# PROMPT:
Every line that holds the string "name" is to be identified and copied.

start GIVEN DATA

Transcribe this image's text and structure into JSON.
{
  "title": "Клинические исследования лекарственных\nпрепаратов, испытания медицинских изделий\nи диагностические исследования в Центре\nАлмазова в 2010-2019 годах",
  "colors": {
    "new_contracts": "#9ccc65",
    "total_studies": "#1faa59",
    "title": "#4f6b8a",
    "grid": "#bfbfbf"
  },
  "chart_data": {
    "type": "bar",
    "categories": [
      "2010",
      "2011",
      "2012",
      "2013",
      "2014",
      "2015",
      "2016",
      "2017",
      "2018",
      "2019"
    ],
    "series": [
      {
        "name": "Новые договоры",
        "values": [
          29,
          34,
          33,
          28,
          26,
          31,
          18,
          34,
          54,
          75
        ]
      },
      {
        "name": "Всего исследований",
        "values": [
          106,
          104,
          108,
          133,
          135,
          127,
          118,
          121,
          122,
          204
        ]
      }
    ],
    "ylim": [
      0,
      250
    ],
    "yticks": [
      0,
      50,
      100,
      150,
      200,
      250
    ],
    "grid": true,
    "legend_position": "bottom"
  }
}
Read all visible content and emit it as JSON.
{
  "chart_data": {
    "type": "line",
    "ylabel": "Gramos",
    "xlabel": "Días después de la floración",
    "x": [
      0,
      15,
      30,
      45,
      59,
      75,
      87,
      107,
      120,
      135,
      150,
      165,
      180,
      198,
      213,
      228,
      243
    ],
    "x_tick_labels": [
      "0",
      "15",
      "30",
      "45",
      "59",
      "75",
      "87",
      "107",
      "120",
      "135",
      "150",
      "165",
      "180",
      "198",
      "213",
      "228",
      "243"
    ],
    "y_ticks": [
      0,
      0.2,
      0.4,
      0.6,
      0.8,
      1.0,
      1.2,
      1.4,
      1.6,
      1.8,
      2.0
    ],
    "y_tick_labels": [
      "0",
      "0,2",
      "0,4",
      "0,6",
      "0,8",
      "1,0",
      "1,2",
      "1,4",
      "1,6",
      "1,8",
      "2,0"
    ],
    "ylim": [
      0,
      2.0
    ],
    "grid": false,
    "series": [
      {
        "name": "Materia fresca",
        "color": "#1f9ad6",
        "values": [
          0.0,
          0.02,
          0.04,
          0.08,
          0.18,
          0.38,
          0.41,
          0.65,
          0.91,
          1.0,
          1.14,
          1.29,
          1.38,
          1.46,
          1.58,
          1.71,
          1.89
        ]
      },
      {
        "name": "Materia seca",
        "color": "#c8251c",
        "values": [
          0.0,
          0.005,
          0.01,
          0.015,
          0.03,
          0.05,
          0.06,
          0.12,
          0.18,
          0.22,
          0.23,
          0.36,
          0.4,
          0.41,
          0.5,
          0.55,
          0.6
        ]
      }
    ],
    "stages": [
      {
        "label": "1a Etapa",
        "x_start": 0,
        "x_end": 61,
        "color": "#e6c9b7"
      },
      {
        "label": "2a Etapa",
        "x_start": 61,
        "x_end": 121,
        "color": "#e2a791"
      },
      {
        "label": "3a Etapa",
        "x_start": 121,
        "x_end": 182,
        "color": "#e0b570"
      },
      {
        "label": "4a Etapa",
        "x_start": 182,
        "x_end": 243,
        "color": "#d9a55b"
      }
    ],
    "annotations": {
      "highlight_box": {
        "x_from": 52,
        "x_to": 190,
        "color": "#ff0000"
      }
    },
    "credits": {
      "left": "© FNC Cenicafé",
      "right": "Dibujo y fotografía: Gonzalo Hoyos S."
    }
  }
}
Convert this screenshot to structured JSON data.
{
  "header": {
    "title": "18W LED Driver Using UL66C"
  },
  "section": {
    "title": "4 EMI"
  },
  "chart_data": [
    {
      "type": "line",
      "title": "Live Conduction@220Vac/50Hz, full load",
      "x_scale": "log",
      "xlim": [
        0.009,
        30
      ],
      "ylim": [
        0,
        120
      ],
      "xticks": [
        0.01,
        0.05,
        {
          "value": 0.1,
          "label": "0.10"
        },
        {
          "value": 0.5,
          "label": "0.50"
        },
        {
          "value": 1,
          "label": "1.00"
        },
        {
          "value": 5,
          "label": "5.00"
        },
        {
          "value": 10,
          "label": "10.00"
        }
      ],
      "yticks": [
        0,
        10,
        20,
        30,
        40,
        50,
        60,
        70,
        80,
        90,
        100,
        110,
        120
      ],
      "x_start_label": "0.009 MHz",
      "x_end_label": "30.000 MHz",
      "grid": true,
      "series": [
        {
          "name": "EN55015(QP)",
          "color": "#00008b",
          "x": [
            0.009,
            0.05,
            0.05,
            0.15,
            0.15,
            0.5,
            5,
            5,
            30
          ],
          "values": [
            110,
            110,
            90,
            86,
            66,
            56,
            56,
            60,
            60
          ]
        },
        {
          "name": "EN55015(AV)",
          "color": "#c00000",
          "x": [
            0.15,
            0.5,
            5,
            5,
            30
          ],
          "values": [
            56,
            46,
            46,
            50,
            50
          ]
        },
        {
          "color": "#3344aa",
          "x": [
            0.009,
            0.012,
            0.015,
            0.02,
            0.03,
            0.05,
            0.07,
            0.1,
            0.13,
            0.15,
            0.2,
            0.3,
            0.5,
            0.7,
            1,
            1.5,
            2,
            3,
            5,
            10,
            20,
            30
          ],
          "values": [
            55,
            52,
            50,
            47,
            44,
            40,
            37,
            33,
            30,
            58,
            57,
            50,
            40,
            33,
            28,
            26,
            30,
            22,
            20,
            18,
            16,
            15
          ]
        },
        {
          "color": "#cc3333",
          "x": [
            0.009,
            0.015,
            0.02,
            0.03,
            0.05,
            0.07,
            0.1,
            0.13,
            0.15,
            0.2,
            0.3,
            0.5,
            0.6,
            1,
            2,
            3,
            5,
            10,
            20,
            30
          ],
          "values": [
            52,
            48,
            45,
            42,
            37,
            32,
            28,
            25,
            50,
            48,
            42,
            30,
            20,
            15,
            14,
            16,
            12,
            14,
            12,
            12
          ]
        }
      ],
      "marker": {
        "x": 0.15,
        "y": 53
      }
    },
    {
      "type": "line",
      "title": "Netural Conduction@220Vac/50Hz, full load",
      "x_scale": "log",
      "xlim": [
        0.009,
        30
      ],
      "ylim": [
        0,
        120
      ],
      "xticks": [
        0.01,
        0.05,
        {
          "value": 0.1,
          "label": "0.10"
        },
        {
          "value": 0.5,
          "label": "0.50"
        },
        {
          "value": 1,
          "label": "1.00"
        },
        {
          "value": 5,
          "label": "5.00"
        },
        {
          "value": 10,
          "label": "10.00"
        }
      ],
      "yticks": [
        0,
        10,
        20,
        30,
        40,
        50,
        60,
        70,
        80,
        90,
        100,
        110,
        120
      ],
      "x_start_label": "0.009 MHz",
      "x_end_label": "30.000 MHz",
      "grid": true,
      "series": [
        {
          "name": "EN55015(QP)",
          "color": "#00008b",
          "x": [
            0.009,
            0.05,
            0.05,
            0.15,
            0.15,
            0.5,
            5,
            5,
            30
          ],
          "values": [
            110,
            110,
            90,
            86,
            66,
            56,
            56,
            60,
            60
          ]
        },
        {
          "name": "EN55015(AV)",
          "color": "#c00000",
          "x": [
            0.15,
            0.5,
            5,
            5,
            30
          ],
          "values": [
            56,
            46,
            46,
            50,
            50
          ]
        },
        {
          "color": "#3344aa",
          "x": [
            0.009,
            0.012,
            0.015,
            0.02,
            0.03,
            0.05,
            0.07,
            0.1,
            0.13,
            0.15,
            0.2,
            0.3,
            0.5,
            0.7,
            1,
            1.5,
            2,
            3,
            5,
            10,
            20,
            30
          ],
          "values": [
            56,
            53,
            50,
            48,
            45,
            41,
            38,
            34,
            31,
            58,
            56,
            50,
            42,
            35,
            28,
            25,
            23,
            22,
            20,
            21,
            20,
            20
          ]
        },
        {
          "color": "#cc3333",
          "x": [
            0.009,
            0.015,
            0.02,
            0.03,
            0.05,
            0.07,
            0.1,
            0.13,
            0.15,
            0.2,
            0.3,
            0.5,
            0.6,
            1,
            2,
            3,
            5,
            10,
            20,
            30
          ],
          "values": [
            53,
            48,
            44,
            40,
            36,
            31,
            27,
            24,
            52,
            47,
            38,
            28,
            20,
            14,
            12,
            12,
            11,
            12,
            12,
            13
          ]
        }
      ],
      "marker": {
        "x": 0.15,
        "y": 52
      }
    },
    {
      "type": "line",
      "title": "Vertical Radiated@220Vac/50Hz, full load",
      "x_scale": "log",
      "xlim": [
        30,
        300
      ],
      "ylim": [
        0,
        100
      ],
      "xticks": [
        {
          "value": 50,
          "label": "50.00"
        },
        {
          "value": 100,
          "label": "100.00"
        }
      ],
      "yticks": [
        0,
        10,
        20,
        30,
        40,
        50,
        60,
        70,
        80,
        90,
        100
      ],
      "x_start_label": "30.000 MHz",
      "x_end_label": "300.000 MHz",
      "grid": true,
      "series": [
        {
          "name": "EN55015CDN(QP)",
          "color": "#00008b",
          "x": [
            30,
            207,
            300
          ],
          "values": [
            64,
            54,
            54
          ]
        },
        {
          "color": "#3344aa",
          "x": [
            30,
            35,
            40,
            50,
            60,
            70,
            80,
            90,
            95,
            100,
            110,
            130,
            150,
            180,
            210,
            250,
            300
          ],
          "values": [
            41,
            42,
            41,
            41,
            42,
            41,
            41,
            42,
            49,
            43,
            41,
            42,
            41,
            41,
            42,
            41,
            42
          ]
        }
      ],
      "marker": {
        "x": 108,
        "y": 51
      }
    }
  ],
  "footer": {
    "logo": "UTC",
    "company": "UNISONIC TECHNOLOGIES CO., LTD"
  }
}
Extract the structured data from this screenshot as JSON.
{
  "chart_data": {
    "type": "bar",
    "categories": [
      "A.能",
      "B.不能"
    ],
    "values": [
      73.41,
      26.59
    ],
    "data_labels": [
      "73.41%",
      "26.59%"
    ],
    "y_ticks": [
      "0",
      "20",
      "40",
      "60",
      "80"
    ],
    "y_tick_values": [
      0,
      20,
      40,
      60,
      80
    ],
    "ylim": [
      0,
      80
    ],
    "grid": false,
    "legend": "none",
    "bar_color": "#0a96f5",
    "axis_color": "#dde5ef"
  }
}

end GIVEN DATA

# COMPLETE ANSWER:
        "name": "Новые договоры",
        "name": "Всего исследований",
        "name": "Materia fresca",
        "name": "Materia seca",
          "name": "EN55015(QP)",
          "name": "EN55015(AV)",
          "name": "EN55015(QP)",
          "name": "EN55015(AV)",
          "name": "EN55015CDN(QP)",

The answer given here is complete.